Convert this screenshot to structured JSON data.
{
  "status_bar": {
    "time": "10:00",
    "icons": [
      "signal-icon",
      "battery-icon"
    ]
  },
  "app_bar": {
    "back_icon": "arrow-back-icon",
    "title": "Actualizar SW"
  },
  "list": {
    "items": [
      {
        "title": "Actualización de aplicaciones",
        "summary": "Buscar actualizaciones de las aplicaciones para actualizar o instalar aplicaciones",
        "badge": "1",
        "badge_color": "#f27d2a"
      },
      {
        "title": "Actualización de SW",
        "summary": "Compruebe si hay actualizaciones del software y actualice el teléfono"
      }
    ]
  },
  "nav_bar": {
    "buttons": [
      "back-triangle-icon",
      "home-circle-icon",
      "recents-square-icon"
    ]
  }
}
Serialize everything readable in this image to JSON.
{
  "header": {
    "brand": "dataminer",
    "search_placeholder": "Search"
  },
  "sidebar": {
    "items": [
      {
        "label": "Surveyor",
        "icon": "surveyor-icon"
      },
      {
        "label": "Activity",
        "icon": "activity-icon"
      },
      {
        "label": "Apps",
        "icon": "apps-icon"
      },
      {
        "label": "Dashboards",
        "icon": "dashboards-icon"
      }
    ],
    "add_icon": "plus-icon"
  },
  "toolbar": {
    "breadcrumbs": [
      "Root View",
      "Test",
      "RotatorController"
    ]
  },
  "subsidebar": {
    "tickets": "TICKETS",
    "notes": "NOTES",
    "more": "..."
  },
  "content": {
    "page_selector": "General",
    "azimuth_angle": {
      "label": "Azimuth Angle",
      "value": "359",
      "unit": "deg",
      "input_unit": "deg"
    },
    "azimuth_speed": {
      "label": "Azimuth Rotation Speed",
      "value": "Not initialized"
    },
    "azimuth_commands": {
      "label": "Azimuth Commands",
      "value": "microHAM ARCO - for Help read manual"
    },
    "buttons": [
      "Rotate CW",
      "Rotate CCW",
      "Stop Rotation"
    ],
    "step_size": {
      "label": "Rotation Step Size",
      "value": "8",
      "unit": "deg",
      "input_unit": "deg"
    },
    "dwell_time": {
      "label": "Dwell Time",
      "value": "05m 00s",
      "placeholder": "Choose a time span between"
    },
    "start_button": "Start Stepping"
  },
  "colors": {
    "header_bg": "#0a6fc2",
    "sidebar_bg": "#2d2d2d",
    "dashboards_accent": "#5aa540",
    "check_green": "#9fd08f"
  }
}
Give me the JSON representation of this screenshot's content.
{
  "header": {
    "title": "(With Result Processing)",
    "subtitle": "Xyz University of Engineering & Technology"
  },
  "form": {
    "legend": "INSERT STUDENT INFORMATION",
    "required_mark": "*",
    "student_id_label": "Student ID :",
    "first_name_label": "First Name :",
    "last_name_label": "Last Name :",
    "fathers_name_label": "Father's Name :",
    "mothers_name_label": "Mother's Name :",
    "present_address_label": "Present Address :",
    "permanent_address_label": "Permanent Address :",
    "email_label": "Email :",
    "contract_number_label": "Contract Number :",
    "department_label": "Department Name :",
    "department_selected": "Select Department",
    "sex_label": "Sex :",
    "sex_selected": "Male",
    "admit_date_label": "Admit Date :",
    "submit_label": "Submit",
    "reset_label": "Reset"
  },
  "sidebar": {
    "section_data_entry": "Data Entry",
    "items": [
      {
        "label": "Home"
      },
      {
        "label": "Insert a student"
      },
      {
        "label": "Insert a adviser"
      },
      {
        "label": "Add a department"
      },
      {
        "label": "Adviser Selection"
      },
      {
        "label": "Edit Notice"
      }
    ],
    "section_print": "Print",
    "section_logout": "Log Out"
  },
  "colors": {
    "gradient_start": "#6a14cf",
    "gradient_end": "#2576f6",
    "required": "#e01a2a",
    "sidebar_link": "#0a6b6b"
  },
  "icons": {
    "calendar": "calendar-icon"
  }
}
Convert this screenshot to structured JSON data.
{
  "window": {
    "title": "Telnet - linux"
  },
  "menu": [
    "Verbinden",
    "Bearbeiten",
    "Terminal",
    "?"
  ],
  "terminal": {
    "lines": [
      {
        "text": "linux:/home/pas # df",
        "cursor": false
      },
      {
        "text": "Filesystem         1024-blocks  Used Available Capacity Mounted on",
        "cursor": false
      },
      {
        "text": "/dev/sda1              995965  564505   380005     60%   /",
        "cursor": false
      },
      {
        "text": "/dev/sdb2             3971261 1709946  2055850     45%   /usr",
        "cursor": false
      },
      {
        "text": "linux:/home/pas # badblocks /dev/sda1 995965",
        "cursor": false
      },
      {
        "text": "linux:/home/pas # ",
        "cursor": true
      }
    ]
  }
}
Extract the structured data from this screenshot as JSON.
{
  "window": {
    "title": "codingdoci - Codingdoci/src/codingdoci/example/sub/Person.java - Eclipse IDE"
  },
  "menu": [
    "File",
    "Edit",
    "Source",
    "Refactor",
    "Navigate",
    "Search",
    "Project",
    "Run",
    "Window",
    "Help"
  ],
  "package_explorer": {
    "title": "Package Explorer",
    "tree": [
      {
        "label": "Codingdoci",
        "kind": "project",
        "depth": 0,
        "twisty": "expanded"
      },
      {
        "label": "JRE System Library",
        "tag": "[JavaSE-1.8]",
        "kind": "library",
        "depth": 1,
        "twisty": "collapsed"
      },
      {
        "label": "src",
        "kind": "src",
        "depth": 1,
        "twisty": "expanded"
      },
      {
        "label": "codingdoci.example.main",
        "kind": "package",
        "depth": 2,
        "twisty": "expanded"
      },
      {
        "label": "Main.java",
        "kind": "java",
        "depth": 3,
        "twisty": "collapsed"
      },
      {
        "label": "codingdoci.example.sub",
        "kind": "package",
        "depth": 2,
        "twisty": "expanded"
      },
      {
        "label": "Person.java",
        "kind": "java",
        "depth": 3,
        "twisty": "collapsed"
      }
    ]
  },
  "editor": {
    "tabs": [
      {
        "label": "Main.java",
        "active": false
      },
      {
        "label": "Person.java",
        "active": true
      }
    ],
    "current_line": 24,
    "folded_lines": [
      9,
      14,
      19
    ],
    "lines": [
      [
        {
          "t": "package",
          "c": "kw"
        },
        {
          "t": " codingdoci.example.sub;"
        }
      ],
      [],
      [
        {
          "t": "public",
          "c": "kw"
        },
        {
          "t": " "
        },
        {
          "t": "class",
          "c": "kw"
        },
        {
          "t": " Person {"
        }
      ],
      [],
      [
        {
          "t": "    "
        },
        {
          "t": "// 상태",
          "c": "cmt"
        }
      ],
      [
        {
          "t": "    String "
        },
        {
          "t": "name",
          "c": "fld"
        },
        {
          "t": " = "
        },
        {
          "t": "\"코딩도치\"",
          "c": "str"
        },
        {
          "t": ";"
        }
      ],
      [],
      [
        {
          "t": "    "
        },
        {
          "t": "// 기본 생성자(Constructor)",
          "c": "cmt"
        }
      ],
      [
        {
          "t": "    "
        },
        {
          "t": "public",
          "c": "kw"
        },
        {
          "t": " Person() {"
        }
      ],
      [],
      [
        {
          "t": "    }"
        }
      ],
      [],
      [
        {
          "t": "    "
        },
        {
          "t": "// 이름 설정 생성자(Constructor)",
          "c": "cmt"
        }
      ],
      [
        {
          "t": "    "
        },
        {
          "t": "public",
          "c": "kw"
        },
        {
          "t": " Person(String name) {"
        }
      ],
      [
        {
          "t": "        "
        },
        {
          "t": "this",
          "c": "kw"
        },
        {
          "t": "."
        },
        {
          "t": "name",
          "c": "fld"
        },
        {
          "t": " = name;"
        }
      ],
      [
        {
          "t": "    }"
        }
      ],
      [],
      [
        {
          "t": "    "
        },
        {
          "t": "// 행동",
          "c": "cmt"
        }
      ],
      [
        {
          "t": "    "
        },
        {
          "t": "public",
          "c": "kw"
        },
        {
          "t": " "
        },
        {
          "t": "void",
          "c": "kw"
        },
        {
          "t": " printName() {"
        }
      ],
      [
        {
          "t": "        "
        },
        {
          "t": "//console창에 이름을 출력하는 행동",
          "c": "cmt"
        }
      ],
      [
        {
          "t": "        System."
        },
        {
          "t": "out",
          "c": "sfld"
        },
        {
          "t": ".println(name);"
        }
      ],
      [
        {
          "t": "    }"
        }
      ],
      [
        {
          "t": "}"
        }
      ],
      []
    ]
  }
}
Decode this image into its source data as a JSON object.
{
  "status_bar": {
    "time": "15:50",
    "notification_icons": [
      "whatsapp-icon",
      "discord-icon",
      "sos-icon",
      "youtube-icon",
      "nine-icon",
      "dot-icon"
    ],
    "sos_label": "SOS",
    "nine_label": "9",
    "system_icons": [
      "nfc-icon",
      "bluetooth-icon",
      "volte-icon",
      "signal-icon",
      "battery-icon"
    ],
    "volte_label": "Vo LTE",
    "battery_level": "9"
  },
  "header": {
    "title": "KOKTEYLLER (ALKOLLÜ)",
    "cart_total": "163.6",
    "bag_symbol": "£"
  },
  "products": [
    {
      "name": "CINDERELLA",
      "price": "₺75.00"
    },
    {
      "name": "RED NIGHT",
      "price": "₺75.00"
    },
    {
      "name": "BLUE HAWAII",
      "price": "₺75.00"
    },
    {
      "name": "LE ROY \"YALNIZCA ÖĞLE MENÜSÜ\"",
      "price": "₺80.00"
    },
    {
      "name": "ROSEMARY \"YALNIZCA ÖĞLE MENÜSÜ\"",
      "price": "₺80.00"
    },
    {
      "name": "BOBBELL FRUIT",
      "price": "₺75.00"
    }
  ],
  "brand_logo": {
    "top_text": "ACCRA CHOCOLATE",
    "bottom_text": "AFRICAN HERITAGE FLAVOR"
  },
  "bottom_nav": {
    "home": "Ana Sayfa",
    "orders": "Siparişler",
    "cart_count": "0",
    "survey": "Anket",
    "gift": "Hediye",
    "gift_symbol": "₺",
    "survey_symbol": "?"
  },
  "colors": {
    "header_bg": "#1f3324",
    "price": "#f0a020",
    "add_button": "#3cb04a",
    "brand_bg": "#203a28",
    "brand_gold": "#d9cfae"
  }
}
....
**Goal:**
Count how many lines in the data above hold the string "Rotation", and give the number with no other words.

**The answer:**
3